§ Passage:
To account for the continuous action space I have decided to implement the *Deep Deterministic Policy Gradient* [Silver et. al, 2015] algorithm. Having only solved easier tasks before, I quickly realized that especially the initial exploration phase isn’t as straightforward as initially assumed. To rule out any other pitfalls, I’ve further tested some components in isolation which was made possible by artificially generating data.

Subsequently it came to my mind that drafting up an article about this analysis might be compelling as well. This article revolves around a mechanism that learns polar coordinates of one point relative to some other (fixed) point.

The code is, as always, available on GitHub and requires *Python* 3.7 as well as *PyTorch* 1.0. Furthermore, the code can easily be run on older systems.

_{Title photo by Annie Spratt on Unsplash}

*Figure: An overlay of two examples*

# Problem definition

The network is given an image of some pre-defined resolution $S \times S$ that contains two points. The former point (i.e. the *origin*) is always located in the center while the latter point’s polar coordinate is governed by the random vector $[R, \Phi]$ where $R\ \sim\ \mathcal{U}(0, 1)$ and resp. $\Phi\ \sim\ \mathcal{U}(-\pi, +\pi)$. The ultimate goal is to predict these polar coordinates with respect to the origin.

The angles $\Phi$ are naturally defined on the interval $(-\pi, +\pi)$ while the radii range from 0 to 1 where 1 corresponds to the maximum radius $\frac{S}{2}$.

As the network is fed with artificial data we abstain from any attempts of measuring generalization (e.g. by defining a proper data split).

In the remainder of the article $[r, \phi]$ will denote a realization of the bivariate random variable $[R, \Phi]$.

**Side note:** *It should be pointed out that by defining $R$ to be $R\ \sim\ \mathcal{U}(0, 1)$ resp. $\Phi$ to be $\Phi\ \sim\ \mathcal{U}(-\pi, +\pi)$ and taking $[X, Y] = R\ [\cos(\Phi), \sin(\Phi)]$ we do not get a circular uniform distribution on the unit disk. Applying the transformation $[X, Y] = \sqrt{R} [\cos(\Phi), \sin(\Phi)]$ would yield, however, exactly said distribution. Yet we abstain from using it for the sake of simplicity as the distribution of $R$ makes our analyses easier than those with regard to $\sqrt{R}$.*

# Network architecture

The network’s architecture consists of two kinds of blocks:

*CNN-IN*:- CNN: A conventional CNN layer [Yann LeCun et al., 1998]
- IN: Instance Normalization [Ulyanov et al., 2016]

*FC-BN*:- FC: Fully connected (
*aka*dense) layer - BN: Batch Normalization [Ioffe & Szegedy, 2015]

- FC: Fully connected (

**Side note:** I kept the configuration of the network as flexible as possible. In this fashion, it is possible to specify the amount of blocks (per block class) and other parameters (e.g. strides or kernel sizes).

§ Collected material:
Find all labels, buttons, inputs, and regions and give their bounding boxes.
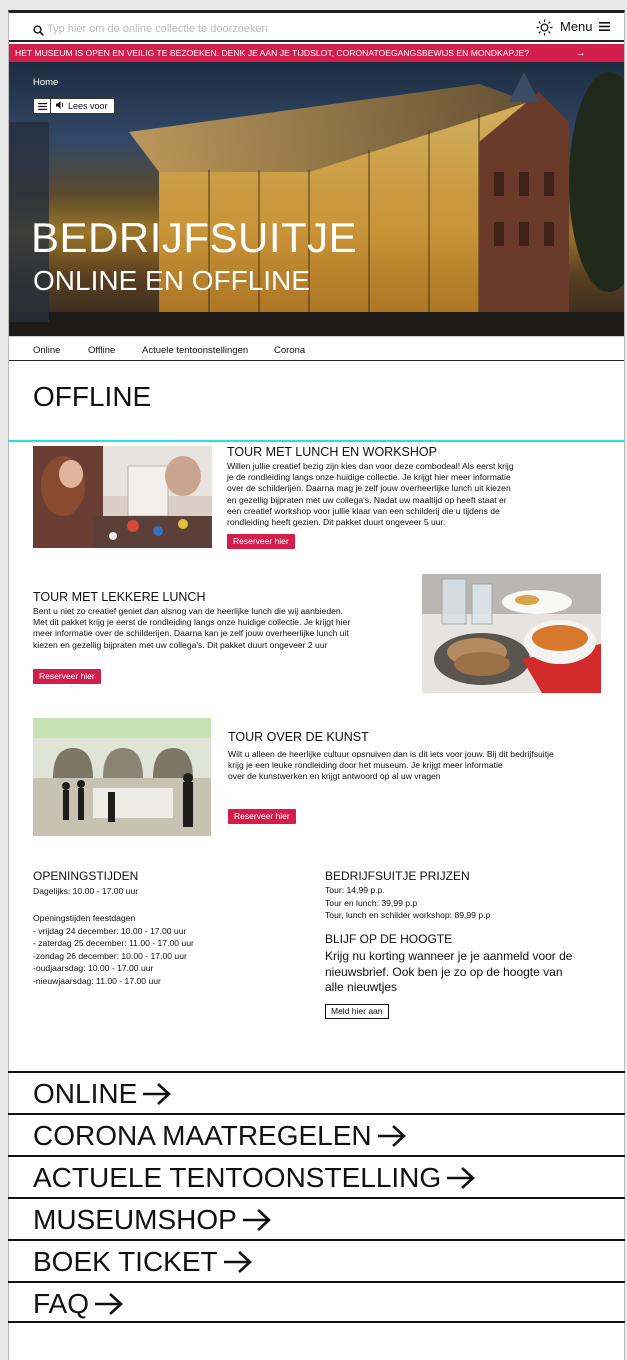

§ Required task A: Name every cited work in the article on learning polar coordinates, giving each as it appears in the bracketed citations.
§ Required task B: In the polar-coordinates article, shorten the paragraph beginning "The network is given an image" into a bulleted list that keeps its main facts.
§ Required task C: Carry on the article about learning polar coordinates from its final side note, in the same voice.

§ Final result A:
- Silver et. al, 2015
- Yann LeCun et al., 1998
- Ulyanov et al., 2016
- Ioffe & Szegedy, 2015

§ Final result B:
- Input: an image of resolution $S \times S$ containing two points.
- The first point, the origin, is always at the center.
- The second point's polar coordinate is the random vector $[R, \Phi]$, with $R \sim \mathcal{U}(0, 1)$ and $\Phi \sim \mathcal{U}(-\pi, +\pi)$.
- Goal: predict these polar coordinates relative to the origin.

§ Final result C:
Judging by the complexity of the problem, it should however be enough to keep the configuration as it is.

## Representation of outputs

To get a meaningful output the network needs to be able to “reach” any value that comes from the ground truth. As the angles are defined over $(-\pi, +\pi)$ and the radii over $(0, 1)$, we can leverage some bounded activation function and a linear transformation thereof.

A possible solution using the sigmoid function could read as follows (for two inputs $x_0,\ x_1$): $\begin{aligned} r &= \sigma(x_0) \\ \phi &= \pi (2 \cdot \sigma(x_1) - 1) \\ &= \pi \cdot \tanh\left(\frac{x_1}{2}\right) \end{aligned}$

We immediately see that this meets our requirement, as $0\ \leq\ r\ \leq 1$ and $-\pi\ \leq\ \phi\ \leq\ +\pi$ are always valid. Moreover, this scheme guarantees uniqueness with respect to the angles as one angle cannot be expressed by multiple values. The boundedness further ensures that out-of-range values can never occur.

Nonetheless, it is not clear whether this scheme is optimal. One potential problem could be that both the *sigmoid* function and the *tangent hyperbolicus* saturate very quickly (e.g. $\sigma(4) = \frac{1}{1 + \exp(-4)} \approx 0.98$ and also vice-versa $\sigma(-4) = \frac{1}{1 + \exp(4)} \approx 0.018$) causing many values to be either 0 or 1 after initialization.

A better solution could be to leverage a function that saturates more slowly than the sigmoid function. The softsign function $s(x) = \frac{x}{1 + | x |}$ can be interpreted as a continuous generalization of the sign function. The scaled version $\hat{s}(x) = \frac{s(x)+1}{2}$ shares the same limits as the sigmoid function (i.e. $\lim_{x \to -\infty} \hat{s}(x) = \lim_{x \to -\infty} \sigma(x) = 0$ and $\lim_{x \to +\infty} \hat{s}(x) = \lim_{x \to +\infty} \sigma(x) = 1$) but does not exhibit exponential saturation.

Why is this important? By design our radii (the same arguments holds true in an adapted form for the angles) follow a unit uniform distribution $\mathcal{U}(0, 1)$. An optimal network $G$, given some input $I \sim P_I$ (in this case our images), *necessarily* needs to parameterize the output distribution of $G(I)$ in a way that maximizes its similarity to the distribution of the radii (i.e. $\mathcal{U}(0, 1)$).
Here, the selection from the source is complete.